Could you state how many lines of the material hold "JSON"? Include nothing beyond the number.

AVAILABLE DATA:
= = =

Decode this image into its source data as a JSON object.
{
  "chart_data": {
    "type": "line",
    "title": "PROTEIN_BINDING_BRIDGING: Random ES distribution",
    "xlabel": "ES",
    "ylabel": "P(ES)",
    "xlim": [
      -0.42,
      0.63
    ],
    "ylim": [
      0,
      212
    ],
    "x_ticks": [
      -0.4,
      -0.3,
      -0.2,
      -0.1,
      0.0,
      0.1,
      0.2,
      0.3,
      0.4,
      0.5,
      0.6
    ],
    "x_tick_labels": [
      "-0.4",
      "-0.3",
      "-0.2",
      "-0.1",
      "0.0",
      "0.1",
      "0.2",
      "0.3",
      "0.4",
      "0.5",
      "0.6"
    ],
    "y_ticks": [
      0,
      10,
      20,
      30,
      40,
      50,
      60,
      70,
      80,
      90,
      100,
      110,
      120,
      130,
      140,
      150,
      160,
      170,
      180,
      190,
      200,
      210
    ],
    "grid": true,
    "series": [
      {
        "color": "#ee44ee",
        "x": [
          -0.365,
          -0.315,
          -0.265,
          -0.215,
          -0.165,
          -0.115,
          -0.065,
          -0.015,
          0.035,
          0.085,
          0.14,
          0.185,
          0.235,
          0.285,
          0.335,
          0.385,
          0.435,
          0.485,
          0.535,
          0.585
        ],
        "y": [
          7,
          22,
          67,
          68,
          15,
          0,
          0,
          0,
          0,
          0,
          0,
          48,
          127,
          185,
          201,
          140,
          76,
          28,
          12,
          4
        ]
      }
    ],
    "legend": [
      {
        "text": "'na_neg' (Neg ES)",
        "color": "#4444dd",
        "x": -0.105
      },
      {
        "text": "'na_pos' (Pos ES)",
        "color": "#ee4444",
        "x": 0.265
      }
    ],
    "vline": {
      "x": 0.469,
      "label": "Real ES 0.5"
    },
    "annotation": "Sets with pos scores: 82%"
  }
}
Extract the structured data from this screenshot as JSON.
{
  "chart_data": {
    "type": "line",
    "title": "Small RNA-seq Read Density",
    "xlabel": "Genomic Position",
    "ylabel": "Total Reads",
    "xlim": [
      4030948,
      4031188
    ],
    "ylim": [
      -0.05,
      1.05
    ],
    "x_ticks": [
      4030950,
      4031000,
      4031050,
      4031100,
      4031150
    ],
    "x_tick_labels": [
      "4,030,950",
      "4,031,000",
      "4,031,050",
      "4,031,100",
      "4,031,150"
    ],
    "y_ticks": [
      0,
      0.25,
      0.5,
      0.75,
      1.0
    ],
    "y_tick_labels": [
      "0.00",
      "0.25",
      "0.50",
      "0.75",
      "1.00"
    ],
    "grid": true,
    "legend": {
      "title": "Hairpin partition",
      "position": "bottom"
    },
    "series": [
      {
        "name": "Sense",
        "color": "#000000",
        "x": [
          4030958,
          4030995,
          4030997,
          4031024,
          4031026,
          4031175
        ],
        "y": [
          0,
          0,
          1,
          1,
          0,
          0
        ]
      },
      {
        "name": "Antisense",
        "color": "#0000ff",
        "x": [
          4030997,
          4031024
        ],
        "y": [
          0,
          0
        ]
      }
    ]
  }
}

= = =

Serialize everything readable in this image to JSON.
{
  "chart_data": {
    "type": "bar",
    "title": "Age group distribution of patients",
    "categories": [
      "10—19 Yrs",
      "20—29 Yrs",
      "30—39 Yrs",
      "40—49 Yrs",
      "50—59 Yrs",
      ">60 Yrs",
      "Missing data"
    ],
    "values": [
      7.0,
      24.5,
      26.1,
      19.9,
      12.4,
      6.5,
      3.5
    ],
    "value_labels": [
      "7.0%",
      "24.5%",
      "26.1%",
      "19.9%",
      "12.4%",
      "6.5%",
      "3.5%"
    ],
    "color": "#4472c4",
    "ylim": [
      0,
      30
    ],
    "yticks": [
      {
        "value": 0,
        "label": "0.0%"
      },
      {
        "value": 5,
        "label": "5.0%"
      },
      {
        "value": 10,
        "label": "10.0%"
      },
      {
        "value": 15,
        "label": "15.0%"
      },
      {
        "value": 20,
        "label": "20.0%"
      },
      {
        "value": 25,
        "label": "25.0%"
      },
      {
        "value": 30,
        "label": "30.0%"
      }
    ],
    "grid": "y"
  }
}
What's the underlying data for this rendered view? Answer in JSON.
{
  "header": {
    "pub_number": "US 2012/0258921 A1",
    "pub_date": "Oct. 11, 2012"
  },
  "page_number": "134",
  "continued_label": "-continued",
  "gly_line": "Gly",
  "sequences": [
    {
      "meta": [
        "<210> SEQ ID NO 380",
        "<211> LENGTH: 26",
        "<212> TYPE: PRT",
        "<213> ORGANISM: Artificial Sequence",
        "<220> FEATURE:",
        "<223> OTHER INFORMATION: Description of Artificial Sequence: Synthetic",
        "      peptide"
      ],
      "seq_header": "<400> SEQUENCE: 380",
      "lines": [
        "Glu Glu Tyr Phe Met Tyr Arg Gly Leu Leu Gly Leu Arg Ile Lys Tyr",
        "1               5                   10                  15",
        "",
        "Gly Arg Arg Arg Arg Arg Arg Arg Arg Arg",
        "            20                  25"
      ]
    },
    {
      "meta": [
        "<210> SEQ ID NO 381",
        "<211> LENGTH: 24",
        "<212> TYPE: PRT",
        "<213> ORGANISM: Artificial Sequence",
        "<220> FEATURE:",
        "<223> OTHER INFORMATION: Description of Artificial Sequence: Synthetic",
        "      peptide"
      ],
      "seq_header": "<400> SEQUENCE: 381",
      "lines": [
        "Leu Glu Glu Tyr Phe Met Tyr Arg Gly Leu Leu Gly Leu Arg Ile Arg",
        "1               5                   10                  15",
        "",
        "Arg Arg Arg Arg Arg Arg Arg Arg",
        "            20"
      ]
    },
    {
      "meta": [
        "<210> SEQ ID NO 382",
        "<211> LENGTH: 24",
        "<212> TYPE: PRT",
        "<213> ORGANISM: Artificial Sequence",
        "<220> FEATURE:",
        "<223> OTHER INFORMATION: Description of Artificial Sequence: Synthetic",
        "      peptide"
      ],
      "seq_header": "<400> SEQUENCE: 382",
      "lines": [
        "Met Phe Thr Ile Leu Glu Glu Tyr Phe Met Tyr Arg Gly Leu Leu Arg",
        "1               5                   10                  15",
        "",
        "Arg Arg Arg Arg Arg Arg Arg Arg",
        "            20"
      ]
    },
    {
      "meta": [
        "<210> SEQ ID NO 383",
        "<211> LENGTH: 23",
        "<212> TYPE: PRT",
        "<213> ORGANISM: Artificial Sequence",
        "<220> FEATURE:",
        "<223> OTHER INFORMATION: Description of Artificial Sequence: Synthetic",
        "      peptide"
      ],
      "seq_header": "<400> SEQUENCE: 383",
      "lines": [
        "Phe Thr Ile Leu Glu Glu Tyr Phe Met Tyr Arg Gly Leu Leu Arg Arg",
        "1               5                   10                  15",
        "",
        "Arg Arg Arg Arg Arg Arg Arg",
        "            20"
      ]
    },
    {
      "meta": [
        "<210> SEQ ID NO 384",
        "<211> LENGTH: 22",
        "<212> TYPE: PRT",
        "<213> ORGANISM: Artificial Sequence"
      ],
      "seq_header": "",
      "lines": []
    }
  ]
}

= = =

ANSWER TO THIS PROBLEM: 4